● Stated exercise 1
According to the mailing list post below, what does SLES fail to keep during upgrades?
● Stated exercise 2
List each step of the manual recovery process that the mailing list post below describes for a failed upgrade.
● Stated exercise 3
Continue the mailing list post about the SLES9 SP4 upgrade from the point where it stops.

From: Alexei_Roudnev (Alexei_Roudnev_at_exigengroup.com)
Date: Fri Dec 21 2007 - 20:55:51 CET
Message-ID: <091201c8440b$7d13ae70$7031a8c0@exigengroup.com> From: "Alexei_Roudnev" <Alexei_Roudnev@exigengroup.com> Date: Fri, 21 Dec 2007 11:55:51 -0800 Subject: Re: [suse-sles-e] Upgrade to SLES9 SP4 results in non-bootable systems when using SATA
One (very serious) problem with SLES is that it do not keep PREVIOUS kernel
during the upgrades, so if
upgrade failed, you need to go thru a manual process of _boot from CD, copy
kernel and initrd files from the healthy server, edut grub menu. reboot, and
now install a correct kernel). It is a bad thing, because it is VERY EASY to
maintain previous kernel in Linux(es).
In my experience, there are some problems with SLES9 SP4 upgrade (esp. if
seen all beta history - there was a lot of mess in the very end of the beta
testingm and it shjows that upgrade was not properly beta-tested before the
release). I did not completed all testing (sometimes it woirks pretty well)
but I had a few cases when I could not upgrade at all.
I maintain old kernel manually, by adding 'default' kernel (thru rpm) and
then switching back to smp kernel - it allows to have a last-resort boot
option. SLES is the only Unix I know which do not maintail PREVIOUS kernel
on upgrades - all pther which I have (FreeBSD, Solaris, some otehr linuxes)

● Record list
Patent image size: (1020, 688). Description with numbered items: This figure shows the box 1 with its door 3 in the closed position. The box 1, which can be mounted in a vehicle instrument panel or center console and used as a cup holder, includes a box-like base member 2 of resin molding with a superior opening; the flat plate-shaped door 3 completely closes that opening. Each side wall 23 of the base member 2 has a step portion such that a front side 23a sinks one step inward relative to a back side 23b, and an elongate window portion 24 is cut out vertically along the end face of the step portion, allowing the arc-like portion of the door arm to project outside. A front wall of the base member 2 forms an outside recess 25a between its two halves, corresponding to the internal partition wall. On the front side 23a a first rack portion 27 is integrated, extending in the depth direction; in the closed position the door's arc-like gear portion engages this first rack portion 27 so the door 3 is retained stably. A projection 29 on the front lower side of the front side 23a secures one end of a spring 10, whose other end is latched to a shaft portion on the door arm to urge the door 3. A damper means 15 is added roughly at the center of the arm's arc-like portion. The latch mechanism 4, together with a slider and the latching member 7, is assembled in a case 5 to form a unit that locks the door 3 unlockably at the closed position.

* * *

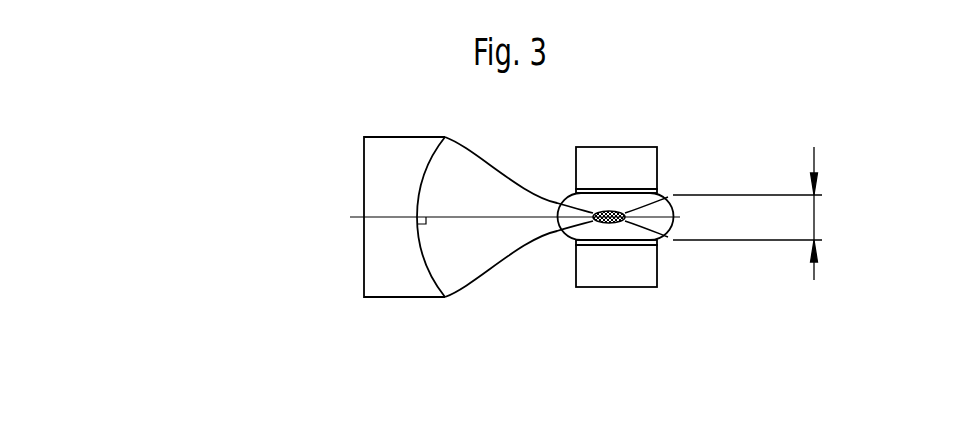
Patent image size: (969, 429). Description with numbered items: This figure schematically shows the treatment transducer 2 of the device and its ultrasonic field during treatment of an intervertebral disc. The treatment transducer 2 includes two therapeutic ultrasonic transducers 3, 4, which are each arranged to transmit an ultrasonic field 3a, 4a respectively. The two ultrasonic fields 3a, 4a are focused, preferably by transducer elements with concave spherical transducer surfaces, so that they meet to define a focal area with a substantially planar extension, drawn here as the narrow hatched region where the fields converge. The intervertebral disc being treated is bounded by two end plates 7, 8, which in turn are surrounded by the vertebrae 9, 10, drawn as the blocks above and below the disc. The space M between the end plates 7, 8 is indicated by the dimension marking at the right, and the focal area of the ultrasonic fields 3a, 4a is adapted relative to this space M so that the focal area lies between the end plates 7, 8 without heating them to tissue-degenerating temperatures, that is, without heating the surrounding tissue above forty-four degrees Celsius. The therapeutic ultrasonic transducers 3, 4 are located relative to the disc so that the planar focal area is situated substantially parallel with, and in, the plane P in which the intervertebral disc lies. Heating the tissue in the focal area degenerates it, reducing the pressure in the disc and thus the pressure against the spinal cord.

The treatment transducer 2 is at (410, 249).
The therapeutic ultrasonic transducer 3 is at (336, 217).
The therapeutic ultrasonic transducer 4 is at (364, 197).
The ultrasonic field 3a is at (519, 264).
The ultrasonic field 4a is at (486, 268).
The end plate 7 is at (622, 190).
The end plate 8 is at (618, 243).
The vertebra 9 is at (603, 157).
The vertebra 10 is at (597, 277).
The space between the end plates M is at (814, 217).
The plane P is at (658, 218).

● Task response 1
The previous kernel.

● Task response 2
1. Boot from CD.
2. Copy the kernel and initrd files from the healthy server.
3. Edit the grub menu.
4. Reboot.
5. Install a correct kernel.

● Task response 3
always maintain 1 previous kernel, so it is never a case (if upgrade broke a
kernel compatibility, you can boot from the previous kernel and downgrade).
----- Original Message -----
From: "Robert Scheck" <scheck@etes.de>
To: "Novell SLES" <suse-sles-e@suse.com>
Sent: Friday, December 21, 2007 9:29 AM
Subject: [suse-sles-e] Upgrade to SLES9 SP4 results in non-bootable systems
when using SATA
> Hello all,
>
> today we upgraded a couple of servers having SuSE Linux Enterprise Server
> 9
> Service Pack 3 to the recently released Service Pack 4. After rebooting
> the
> first of them (because of the new Linux kernel), the machine didn't come
> up
> by itself anymore.
>
> When looking to it, I saw that the system it wasn't able to find its root
> partition /dev/sda6 as configured. So during the initrd when the devices
> are created and where the "waiting for /dev/XXX" is printed, the stuff
> simply bailed out, displayed all available device files and I got a shell
> prompt. There were no /dev/sda5 (swap) or /dev/sda6 (root) device files
> available any longer as before (when stepping from SLES9 up to SP3).
>
> When trying to get the system booting again, I just noticed that the
> device
> files /dev/hdc5 and /dev/hdc6 were created, so I changed the grub config
> on
> runtime before system start and retried - even with success. Of course, I
> had to modify the /etc/fstab then as well for the swap partition. To
> ensure
> that everything is really working, I did another reboot and the system
> came
> up as expected, now.
>
> Luckily it wasn't a mission critical system, but what the hell (and this
> is
> really friendly said now) did you Novell respectively SuSE guys smoke or
> drink before you prepared the Service Pack 4 - or asked otherwise: Why did
> this slip even through quality assurance? Can you please do Enterprise and
> not only write it in big letters to the boxes and media, you're shipping?!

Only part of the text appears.